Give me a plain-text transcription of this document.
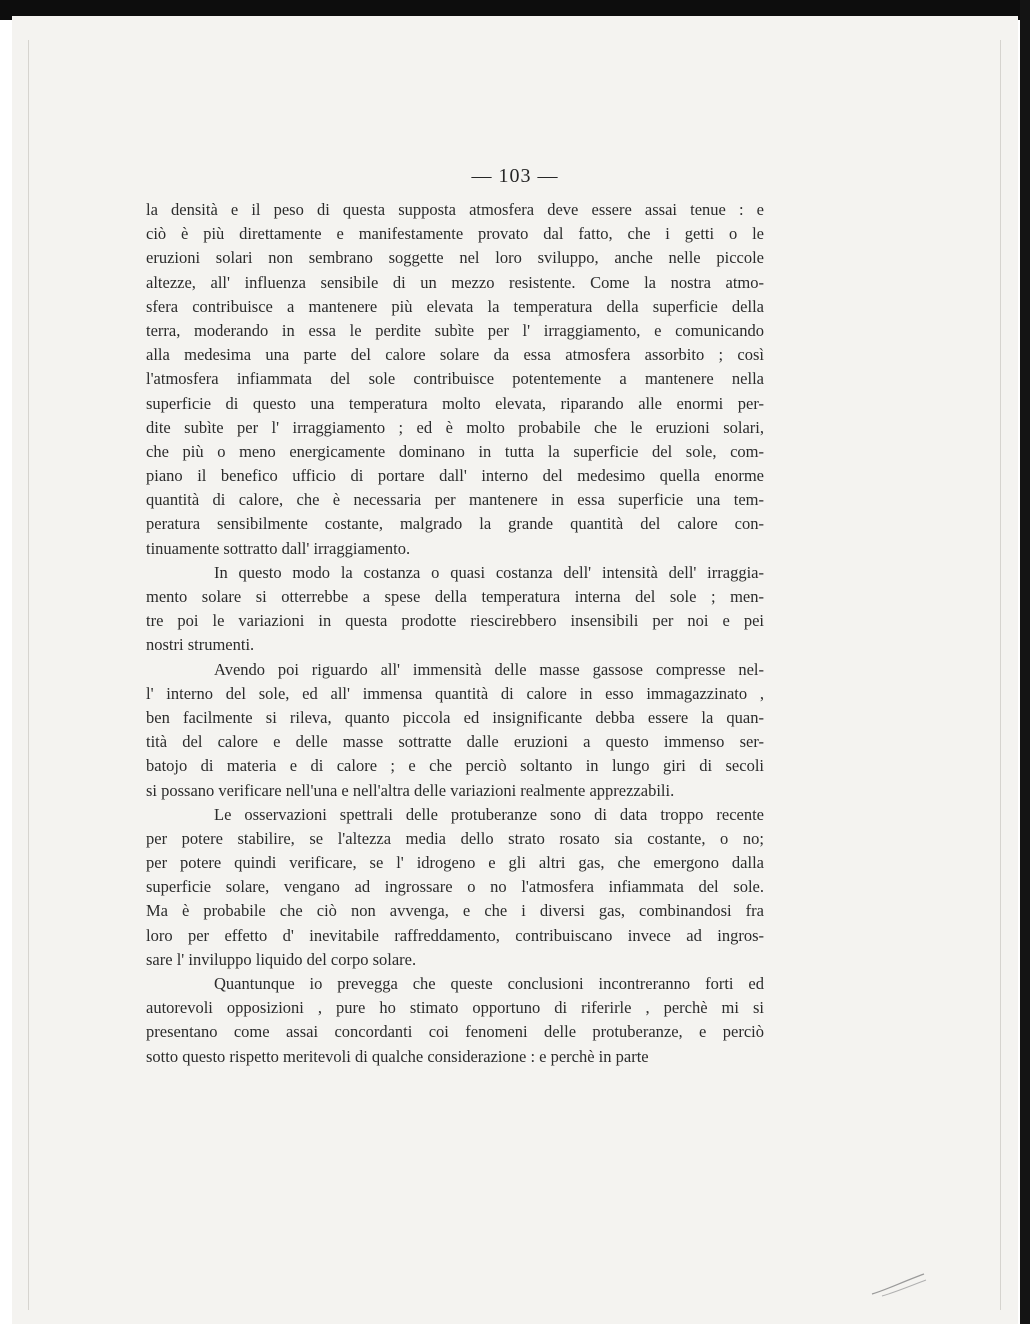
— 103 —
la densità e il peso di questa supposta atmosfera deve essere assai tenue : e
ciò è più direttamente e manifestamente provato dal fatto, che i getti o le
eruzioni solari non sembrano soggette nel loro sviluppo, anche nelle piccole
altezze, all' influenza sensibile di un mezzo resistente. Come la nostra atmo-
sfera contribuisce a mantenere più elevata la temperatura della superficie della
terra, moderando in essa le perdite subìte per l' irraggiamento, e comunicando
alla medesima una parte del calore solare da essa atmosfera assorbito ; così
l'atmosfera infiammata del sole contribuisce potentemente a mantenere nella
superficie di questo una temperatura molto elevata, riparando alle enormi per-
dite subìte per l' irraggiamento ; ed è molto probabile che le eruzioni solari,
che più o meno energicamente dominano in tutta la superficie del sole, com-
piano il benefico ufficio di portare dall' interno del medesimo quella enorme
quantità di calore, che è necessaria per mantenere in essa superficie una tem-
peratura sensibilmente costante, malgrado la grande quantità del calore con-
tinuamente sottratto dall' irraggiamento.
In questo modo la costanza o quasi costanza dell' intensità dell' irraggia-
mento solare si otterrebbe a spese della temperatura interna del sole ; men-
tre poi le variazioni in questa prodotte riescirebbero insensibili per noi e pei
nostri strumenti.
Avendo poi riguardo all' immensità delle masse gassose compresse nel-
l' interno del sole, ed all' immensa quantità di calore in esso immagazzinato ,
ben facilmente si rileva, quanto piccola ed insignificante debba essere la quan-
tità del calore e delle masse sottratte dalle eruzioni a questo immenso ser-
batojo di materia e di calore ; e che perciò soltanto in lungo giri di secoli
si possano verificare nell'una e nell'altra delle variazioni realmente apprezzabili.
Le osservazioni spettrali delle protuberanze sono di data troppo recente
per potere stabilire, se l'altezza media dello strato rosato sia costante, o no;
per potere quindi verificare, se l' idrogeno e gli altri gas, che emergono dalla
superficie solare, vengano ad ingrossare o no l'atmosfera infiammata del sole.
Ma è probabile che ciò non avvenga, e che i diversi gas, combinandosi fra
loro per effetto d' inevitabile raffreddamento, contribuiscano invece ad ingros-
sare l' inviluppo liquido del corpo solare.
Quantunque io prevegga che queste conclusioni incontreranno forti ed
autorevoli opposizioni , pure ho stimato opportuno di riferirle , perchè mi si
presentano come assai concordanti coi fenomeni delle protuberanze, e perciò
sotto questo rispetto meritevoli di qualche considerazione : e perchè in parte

--

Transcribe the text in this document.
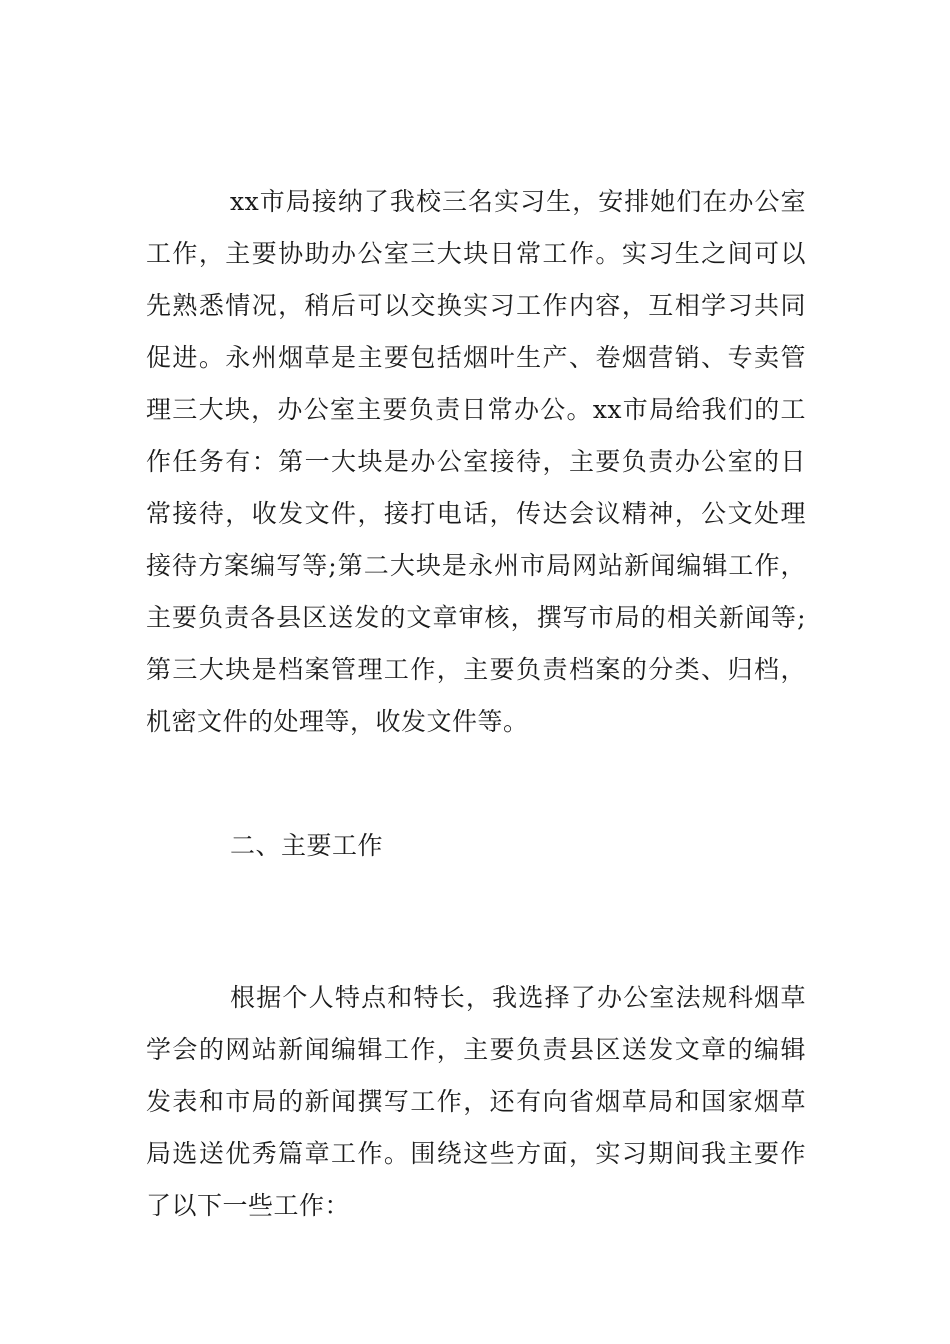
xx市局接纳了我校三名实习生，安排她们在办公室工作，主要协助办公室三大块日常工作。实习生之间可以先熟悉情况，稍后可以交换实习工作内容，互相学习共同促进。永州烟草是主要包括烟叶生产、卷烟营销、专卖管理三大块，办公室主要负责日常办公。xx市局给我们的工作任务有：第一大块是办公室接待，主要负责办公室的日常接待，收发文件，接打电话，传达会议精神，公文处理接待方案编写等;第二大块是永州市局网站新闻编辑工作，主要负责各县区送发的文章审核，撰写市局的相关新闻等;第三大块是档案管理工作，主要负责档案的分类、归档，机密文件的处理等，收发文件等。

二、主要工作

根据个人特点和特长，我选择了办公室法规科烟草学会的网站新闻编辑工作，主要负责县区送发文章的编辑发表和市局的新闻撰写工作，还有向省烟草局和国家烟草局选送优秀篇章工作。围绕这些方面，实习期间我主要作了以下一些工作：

...

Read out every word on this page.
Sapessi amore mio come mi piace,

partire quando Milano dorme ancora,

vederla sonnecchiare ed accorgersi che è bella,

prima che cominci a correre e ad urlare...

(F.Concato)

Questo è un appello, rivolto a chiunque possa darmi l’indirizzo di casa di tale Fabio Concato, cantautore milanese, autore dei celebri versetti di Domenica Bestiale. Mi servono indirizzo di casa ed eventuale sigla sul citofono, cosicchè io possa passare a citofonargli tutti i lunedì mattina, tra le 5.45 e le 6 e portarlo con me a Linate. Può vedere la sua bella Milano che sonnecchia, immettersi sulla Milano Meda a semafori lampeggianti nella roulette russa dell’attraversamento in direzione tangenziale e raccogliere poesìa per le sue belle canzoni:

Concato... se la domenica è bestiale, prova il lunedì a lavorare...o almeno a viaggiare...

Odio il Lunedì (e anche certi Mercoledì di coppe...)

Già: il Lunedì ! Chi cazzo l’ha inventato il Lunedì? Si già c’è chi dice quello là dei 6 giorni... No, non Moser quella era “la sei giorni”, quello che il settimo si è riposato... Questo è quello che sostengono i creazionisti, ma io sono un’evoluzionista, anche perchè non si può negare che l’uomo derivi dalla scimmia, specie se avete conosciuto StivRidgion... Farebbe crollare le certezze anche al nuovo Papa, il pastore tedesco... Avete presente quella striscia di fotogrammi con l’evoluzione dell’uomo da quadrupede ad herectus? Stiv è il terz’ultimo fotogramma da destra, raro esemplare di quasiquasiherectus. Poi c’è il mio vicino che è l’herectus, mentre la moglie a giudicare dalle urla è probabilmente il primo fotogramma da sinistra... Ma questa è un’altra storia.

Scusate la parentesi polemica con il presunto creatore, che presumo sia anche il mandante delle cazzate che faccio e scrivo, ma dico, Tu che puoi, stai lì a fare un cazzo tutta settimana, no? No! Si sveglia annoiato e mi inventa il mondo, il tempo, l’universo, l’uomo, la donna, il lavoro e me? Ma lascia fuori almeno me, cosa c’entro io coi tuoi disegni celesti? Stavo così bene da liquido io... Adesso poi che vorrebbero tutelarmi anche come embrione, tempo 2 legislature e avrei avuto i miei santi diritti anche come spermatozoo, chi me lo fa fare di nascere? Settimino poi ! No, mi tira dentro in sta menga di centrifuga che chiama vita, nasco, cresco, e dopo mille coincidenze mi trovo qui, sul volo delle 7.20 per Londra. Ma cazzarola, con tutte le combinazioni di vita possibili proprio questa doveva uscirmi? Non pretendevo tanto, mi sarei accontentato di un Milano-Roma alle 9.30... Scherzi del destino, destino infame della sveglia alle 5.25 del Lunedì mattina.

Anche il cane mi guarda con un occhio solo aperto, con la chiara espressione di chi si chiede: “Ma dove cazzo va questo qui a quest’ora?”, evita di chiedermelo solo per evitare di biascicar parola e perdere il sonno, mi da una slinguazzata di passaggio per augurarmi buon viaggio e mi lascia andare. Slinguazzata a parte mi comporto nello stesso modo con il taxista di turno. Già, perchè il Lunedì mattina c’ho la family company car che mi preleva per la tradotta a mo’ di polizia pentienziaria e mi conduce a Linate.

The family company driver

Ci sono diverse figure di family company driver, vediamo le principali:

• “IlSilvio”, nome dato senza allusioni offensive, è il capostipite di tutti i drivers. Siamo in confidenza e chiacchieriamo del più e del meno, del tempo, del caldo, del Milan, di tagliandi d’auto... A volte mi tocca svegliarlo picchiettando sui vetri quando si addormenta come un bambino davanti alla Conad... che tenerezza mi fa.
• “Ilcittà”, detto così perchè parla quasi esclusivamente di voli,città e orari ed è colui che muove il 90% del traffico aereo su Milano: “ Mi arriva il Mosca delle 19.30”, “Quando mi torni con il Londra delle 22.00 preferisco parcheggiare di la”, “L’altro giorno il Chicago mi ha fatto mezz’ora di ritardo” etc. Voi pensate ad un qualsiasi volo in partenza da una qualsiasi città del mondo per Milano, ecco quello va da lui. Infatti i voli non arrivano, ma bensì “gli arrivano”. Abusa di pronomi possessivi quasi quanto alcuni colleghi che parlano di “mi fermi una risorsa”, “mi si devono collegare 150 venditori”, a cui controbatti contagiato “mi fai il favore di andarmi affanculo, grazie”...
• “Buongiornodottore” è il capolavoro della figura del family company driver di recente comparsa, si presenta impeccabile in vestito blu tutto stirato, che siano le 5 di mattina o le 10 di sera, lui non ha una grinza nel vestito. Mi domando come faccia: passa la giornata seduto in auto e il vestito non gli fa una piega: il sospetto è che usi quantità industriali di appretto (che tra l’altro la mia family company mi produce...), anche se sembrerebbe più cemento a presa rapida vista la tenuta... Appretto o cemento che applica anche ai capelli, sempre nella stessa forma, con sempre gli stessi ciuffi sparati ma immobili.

> _PROBLEM DETAILS_
Identify each line in the records above containing the word "solari"; copy those lines.

> _RESPONSE TO THE EXERCISE_
eruzioni solari non sembrano soggette nel loro sviluppo, anche nelle piccole
dite subìte per l' irraggiamento ; ed è molto probabile che le eruzioni solari,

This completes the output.